(WORK INSTRUCTIONS) Return the lines below that carry the word "downloads".

(ENTRIES PROVIDED)
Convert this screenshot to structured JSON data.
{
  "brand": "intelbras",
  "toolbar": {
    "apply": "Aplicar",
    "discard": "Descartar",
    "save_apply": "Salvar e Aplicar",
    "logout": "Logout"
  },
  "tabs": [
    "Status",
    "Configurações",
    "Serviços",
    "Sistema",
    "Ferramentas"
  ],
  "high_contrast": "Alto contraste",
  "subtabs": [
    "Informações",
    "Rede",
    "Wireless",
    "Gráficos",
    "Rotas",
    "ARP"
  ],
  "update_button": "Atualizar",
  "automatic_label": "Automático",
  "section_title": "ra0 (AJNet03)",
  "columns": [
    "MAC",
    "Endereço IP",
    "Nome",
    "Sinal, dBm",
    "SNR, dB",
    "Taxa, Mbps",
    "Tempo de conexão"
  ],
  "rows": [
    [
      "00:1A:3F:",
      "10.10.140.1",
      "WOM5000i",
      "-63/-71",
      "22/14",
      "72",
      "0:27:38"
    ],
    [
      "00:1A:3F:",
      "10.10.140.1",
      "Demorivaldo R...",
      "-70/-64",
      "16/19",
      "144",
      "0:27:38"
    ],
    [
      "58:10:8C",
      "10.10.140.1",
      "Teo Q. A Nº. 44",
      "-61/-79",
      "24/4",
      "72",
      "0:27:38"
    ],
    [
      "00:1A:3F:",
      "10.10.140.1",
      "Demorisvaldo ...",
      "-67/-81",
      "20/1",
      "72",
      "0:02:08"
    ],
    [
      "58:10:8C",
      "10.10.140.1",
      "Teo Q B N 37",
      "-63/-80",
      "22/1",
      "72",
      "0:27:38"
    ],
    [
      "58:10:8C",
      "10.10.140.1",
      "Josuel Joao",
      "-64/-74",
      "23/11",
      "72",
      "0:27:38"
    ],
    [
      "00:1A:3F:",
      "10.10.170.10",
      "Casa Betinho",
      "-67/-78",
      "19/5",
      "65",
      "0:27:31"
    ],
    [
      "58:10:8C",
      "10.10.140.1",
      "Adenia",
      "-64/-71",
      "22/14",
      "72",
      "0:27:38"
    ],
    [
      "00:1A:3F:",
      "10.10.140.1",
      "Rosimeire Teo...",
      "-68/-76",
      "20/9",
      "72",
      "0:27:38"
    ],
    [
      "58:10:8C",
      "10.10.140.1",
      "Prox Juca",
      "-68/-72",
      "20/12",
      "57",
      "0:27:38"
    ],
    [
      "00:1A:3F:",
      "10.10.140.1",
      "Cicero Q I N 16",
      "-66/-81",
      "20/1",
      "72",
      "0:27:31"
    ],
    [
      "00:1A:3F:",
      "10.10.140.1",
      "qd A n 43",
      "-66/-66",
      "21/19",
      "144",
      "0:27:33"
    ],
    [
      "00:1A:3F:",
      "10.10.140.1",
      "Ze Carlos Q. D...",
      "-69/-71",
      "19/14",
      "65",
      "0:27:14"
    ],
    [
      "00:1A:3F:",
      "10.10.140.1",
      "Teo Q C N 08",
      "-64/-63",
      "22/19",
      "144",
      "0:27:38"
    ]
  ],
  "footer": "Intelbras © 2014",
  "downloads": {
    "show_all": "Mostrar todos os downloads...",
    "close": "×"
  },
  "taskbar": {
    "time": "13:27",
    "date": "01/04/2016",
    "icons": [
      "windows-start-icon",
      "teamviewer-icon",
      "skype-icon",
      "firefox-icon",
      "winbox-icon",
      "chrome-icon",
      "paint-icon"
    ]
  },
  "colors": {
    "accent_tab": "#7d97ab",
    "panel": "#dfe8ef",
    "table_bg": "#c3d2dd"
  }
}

(RESULT FOR THIS EXERCISE)
  "downloads": {
    "show_all": "Mostrar todos os downloads...",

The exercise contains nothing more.